Thursday, 4 December 2008

Naomi Klein on this moment in Canadian history

Naomi Klein: 'We can't lose this moment' | rabble.ca
Just to be clear, what I mean by the shock doctrine, as you know, is the use of crisis to push through unpopular pro-corporate policies. This bundling of a whole package of policies: denying the right of public sector workers to strike, the attack on public financing of political parties, with the economic program - that is what failed, and people were offended by the opportunism of it.

This is what so many of us were worried about during the election - the context of a Tory victory in an economic crisis, because we know that there is this pattern of using an economic crisis to push through policies that were nowhere during the campaign.
...
... what I find most exciting about what is going on right now - beyond
just getting rid of Harper, which is exciting in and of itself - is
that we have this opportunity to show what proportional representation
(PR) would look like, because all of this talk that this is a coup is a
joke.

...

To me the best case scenario that could come out of this is, one,
you get the coalition, and, two, the NDP uses this moment to really
launch a national discussion about why we need PR and that that becomes
one of the things that comes out of this crisis.

▶ **DATA SECTION**
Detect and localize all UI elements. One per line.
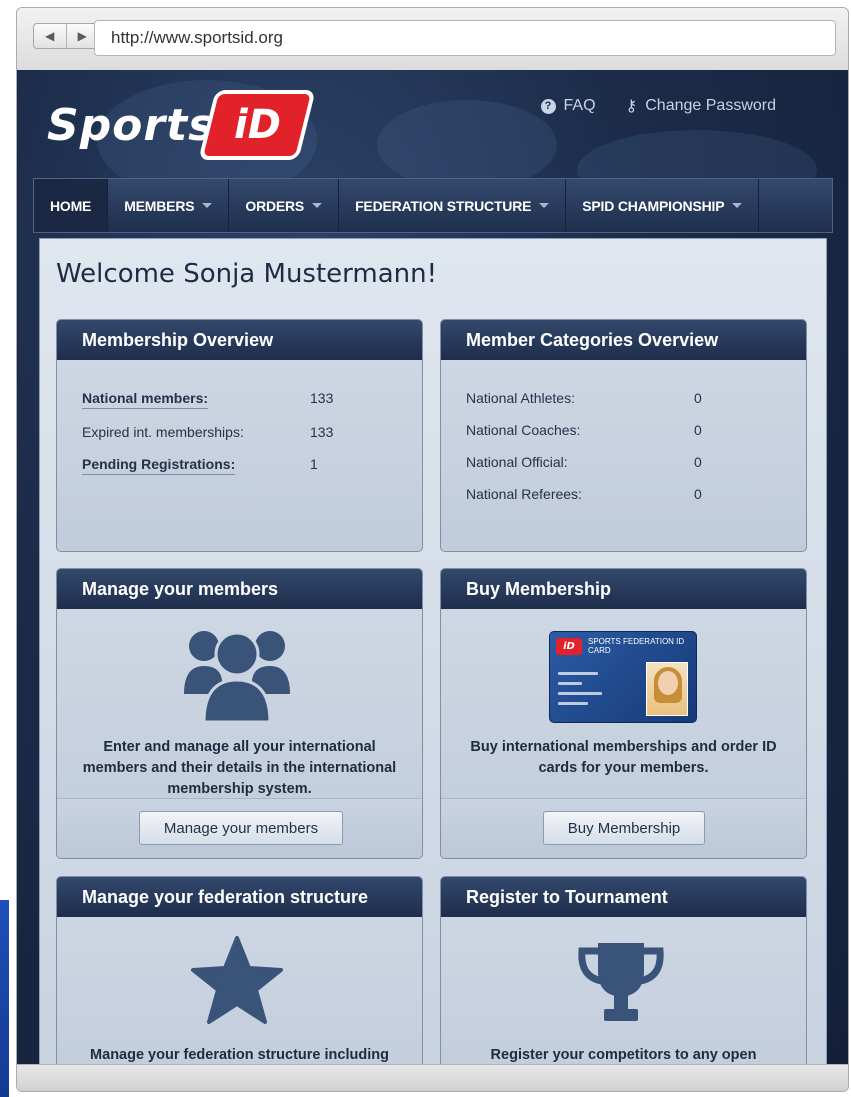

▶ **EXERCISE TASK A**
Answer these questions using the excerpt on Naomi Klein and Canadian politics.
(i) How does the speaker define the shock doctrine?
(ii) Which two policies does the speaker say were bundled with the economic program?
(iii) In the speaker's best case scenario, what would the NDP do?
▶ **EXERCISE TASK B**
Proceed with the excerpt on Naomi Klein and Canadian politics, continuing it from the end of its final paragraph.

▶ **TASK OUTPUT A**
(i) The use of crisis to push through unpopular pro-corporate policies.
(ii) Denying public sector workers the right to strike, and attacking public financing of political parties.
(iii) The NDP would use the moment to launch a national discussion about why PR is needed, so that PR becomes one of the things that comes out of the crisis.

▶ **TASK OUTPUT B**
Now, they don't have the mandate for that right now, but we could
come out of this with a national referendum on proportional
representation. People might actually like it, which would be really,
really exciting.

...

The way in which public financing for political parties has been
presented in the press is "oh the politicians, they just got mad when
they went after their money," right? This is another key point that I
think is somewhat related to the issue of proportional representation.
We need to be talking about our political process here, and the issue
of public financing for political parties in elections is key to
protecting and deepening democracy in Canada, and for keeping it out of
corporate control. It is not for nothing that the Tories are attacking
that. They see attacking public financing of political parties as a way
to entrench their power.

...

So, what is exciting about this political moment, and how people can
get involved, is that this is building on that. The political parties
caught up with the grassroots movement that was happening anyway with
those initiatives like voteforenvironment.ca, Department of Culture, and people like Murray Dobbin
who have been making these arguments pretty steadily outside of the
political parties. Now it is happening, and it is happening thanks to
Stephen Harper and his extraordinary arrogance and over-reaching. We
can't lose this moment.



I just want to emphasize this point: If even through smart tactics,
Harper pulls this off, if he prorogues Parliament; if the Governor
General lets him get away with it; if the Liberals lose their nerve
over Xmas, then the Harper we will have in January will be a deeply
chastened Harper.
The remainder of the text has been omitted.